++++ Information provided

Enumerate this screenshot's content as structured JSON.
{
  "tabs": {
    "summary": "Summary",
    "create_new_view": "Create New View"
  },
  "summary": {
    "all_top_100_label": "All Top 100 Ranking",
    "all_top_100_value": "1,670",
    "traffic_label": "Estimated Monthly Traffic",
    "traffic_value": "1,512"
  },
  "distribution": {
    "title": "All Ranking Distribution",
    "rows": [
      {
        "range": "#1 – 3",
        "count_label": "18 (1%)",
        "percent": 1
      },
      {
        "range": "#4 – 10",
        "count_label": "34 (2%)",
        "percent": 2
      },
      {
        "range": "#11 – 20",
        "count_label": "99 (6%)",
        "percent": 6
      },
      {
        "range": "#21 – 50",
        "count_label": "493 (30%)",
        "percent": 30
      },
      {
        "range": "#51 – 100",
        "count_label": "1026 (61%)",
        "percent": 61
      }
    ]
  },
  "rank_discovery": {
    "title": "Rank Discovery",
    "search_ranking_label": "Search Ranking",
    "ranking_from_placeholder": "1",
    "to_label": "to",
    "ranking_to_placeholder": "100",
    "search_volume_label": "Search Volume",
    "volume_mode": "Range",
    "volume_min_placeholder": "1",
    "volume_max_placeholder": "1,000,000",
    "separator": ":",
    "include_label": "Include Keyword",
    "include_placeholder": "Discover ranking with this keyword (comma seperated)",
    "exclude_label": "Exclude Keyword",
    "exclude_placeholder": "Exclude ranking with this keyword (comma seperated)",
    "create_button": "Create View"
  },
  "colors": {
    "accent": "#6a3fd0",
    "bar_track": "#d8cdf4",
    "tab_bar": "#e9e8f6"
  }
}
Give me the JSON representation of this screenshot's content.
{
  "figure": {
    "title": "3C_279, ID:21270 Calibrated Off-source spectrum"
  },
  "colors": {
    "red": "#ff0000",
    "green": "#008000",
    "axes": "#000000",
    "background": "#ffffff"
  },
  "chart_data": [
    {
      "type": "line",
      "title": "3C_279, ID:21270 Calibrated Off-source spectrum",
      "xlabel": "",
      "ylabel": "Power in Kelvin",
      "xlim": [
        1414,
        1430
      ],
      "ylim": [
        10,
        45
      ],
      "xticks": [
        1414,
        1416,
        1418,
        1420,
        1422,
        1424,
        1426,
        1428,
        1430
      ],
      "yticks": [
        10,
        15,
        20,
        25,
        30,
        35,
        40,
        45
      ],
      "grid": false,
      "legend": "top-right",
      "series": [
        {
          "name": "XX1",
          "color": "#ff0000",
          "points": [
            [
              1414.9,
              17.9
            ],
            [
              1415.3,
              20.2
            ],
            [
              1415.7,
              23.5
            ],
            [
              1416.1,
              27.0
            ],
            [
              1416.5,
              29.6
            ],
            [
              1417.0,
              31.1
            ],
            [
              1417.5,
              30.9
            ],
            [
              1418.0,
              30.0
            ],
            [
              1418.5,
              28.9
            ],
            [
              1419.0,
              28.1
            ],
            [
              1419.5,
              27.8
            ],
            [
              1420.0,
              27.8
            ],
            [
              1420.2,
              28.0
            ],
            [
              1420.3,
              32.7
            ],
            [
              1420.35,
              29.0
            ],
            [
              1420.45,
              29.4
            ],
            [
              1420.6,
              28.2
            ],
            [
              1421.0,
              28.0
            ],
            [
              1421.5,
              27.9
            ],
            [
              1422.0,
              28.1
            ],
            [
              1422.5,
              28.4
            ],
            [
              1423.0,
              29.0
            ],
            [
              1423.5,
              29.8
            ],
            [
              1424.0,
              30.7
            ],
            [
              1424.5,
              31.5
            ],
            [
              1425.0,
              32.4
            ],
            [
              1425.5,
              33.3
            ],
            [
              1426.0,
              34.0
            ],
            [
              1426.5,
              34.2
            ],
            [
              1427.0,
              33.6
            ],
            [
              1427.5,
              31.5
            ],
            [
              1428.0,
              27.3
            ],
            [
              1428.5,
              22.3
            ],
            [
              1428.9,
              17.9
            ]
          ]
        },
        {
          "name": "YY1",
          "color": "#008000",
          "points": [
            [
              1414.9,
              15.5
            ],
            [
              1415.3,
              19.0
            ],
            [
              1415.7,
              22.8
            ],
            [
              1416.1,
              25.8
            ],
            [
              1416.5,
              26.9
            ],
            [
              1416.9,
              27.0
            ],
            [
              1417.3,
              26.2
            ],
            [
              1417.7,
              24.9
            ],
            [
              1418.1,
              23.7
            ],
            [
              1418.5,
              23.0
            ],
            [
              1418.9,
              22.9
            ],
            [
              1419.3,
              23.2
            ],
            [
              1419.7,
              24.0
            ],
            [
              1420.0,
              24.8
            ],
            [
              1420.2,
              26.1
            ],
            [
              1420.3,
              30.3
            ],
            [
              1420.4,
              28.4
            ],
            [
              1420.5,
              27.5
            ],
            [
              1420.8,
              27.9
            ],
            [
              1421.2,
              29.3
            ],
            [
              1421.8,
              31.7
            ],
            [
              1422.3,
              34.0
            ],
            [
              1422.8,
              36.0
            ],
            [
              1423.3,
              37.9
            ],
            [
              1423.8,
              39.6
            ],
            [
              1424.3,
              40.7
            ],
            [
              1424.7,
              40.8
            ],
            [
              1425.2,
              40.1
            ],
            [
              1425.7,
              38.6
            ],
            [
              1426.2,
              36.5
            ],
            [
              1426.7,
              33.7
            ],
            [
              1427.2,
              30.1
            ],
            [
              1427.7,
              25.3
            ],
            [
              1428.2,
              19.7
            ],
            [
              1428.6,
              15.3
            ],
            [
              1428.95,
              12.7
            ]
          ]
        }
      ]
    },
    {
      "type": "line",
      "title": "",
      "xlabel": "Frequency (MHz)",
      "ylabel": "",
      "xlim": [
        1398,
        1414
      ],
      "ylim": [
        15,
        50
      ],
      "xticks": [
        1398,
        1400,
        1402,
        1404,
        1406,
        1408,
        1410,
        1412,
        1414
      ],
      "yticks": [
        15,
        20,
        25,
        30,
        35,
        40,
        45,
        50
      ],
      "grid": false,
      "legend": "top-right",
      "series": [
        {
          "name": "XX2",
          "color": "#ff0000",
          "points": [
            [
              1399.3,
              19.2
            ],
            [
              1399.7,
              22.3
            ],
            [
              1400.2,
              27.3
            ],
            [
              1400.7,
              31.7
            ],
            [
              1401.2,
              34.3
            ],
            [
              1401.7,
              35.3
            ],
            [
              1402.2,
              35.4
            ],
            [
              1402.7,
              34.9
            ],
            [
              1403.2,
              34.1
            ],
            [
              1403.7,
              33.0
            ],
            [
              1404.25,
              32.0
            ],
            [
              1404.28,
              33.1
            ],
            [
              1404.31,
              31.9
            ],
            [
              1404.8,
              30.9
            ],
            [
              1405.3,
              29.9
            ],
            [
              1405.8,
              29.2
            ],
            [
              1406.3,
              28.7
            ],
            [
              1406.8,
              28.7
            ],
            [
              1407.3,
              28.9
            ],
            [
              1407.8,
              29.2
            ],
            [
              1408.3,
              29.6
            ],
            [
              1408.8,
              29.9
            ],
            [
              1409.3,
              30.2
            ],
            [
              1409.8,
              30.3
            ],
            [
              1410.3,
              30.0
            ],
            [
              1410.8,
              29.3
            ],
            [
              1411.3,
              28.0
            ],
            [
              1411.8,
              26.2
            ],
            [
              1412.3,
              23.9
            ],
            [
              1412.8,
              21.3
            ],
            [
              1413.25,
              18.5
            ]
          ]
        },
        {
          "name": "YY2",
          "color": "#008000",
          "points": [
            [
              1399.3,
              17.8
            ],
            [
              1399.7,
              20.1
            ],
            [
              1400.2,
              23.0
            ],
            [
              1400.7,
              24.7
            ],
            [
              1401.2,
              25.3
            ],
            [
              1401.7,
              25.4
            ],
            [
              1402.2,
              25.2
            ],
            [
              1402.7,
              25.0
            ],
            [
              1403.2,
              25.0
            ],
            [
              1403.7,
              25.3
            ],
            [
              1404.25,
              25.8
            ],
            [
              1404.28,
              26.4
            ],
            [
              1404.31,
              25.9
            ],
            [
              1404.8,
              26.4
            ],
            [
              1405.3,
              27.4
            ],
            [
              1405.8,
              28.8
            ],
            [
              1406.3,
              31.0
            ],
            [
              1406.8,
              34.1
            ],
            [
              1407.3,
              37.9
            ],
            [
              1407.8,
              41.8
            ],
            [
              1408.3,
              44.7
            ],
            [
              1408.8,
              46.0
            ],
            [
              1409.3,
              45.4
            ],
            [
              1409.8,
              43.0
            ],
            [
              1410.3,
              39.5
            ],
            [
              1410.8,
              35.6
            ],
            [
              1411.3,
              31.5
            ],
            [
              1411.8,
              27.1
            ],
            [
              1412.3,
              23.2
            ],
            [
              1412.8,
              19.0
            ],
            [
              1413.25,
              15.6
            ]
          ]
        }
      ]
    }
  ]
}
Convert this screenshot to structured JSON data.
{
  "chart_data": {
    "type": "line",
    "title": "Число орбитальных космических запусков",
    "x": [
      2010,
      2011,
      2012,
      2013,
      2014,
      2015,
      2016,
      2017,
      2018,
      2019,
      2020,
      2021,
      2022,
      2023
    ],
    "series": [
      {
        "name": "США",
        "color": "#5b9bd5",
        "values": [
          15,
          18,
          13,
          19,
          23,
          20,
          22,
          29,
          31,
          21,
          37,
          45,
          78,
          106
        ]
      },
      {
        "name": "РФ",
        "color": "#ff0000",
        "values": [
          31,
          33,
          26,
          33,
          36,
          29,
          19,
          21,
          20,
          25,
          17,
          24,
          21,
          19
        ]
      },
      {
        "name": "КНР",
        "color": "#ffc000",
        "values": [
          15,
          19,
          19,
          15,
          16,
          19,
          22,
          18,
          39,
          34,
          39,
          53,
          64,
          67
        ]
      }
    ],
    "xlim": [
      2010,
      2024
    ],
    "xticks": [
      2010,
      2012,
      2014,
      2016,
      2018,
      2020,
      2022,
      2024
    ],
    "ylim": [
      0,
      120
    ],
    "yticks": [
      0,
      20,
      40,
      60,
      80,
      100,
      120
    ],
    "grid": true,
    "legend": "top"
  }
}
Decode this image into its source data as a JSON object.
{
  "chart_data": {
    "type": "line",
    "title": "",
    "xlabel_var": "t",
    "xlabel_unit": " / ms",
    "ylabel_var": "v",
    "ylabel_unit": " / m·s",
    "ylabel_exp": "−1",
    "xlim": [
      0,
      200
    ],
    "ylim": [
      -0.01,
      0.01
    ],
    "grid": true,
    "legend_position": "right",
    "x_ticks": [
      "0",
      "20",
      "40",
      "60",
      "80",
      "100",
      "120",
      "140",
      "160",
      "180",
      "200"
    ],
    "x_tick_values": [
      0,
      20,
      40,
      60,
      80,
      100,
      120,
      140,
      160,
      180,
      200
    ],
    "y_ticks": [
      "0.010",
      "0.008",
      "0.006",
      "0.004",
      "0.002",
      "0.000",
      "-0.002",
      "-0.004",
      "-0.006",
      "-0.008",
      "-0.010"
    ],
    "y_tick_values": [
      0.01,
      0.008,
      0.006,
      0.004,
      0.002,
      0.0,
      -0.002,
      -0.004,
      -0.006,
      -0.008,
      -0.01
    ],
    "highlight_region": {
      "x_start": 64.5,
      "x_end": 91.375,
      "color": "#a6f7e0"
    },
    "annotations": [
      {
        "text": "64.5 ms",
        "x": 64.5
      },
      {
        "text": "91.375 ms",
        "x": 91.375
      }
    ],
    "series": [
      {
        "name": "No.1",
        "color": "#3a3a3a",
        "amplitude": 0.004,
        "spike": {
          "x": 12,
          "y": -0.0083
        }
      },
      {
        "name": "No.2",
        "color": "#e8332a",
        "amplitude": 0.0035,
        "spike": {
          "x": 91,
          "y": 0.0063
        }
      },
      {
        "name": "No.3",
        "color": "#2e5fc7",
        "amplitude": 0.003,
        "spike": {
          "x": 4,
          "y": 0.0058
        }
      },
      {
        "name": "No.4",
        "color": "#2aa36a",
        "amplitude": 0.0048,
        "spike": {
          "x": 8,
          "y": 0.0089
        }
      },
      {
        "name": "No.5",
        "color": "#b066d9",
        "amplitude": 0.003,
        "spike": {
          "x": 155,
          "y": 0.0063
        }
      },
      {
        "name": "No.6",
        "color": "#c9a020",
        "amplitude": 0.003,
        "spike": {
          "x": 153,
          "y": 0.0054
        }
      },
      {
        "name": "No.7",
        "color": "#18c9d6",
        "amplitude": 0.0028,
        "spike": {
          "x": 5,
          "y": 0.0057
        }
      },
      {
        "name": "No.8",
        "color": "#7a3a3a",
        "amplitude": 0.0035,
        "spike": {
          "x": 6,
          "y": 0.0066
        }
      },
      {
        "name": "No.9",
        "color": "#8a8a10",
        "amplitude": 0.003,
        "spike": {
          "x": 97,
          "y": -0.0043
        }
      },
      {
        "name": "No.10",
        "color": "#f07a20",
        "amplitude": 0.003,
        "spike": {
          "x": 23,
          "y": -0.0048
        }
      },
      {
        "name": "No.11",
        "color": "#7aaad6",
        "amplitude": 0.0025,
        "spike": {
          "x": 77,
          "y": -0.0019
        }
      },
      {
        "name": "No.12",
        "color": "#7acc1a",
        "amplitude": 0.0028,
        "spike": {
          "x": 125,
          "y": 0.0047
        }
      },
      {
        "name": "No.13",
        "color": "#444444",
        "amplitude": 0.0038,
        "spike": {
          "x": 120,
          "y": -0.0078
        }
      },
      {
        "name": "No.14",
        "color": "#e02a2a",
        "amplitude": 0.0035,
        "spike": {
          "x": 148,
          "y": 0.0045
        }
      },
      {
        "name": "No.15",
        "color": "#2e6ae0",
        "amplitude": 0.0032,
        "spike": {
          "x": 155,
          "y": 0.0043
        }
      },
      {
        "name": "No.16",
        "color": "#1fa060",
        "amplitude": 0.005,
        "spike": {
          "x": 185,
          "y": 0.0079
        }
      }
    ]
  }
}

++++++++

What is expected — Some lines of the records may hold the word "comma". How many do? Answer with a number and nothing else.

Solution — 2